[Excerpt from a dataset]
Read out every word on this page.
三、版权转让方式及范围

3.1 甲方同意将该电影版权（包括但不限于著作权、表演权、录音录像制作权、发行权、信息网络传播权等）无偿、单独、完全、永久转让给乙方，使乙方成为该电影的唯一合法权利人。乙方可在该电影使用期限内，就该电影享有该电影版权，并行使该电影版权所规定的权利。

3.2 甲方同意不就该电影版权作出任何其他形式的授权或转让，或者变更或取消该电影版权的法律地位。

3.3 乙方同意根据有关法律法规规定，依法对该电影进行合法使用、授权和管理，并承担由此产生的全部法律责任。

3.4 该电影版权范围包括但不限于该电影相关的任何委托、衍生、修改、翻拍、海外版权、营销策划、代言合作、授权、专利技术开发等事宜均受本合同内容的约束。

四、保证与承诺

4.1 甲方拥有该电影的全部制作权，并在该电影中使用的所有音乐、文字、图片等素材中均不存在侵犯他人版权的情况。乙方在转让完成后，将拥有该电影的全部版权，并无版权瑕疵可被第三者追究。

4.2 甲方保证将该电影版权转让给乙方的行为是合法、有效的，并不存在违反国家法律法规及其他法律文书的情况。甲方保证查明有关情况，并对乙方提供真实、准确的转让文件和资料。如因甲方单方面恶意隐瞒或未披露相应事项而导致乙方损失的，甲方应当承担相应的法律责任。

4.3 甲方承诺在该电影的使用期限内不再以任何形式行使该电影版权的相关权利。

==

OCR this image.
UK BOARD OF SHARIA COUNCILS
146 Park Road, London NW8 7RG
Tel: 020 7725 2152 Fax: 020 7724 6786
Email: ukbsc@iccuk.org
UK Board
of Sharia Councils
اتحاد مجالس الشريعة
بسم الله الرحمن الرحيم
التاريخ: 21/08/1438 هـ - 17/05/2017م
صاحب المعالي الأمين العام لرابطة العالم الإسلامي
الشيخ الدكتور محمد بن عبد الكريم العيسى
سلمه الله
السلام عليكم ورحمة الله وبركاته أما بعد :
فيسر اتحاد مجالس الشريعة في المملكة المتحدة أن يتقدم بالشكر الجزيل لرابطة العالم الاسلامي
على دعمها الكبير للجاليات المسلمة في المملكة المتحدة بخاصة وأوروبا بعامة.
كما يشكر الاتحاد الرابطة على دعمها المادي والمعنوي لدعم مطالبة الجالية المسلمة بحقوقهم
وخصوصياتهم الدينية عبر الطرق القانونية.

* _Prompt_: Pick out every line holding the string "المسلمة" and return it.

* _Response for this exercise_:
على دعمها الكبير للجاليات المسلمة في المملكة المتحدة بخاصة وأوروبا بعامة.
كما يشكر الاتحاد الرابطة على دعمها المادي والمعنوي لدعم مطالبة الجالية المسلمة بحقوقهم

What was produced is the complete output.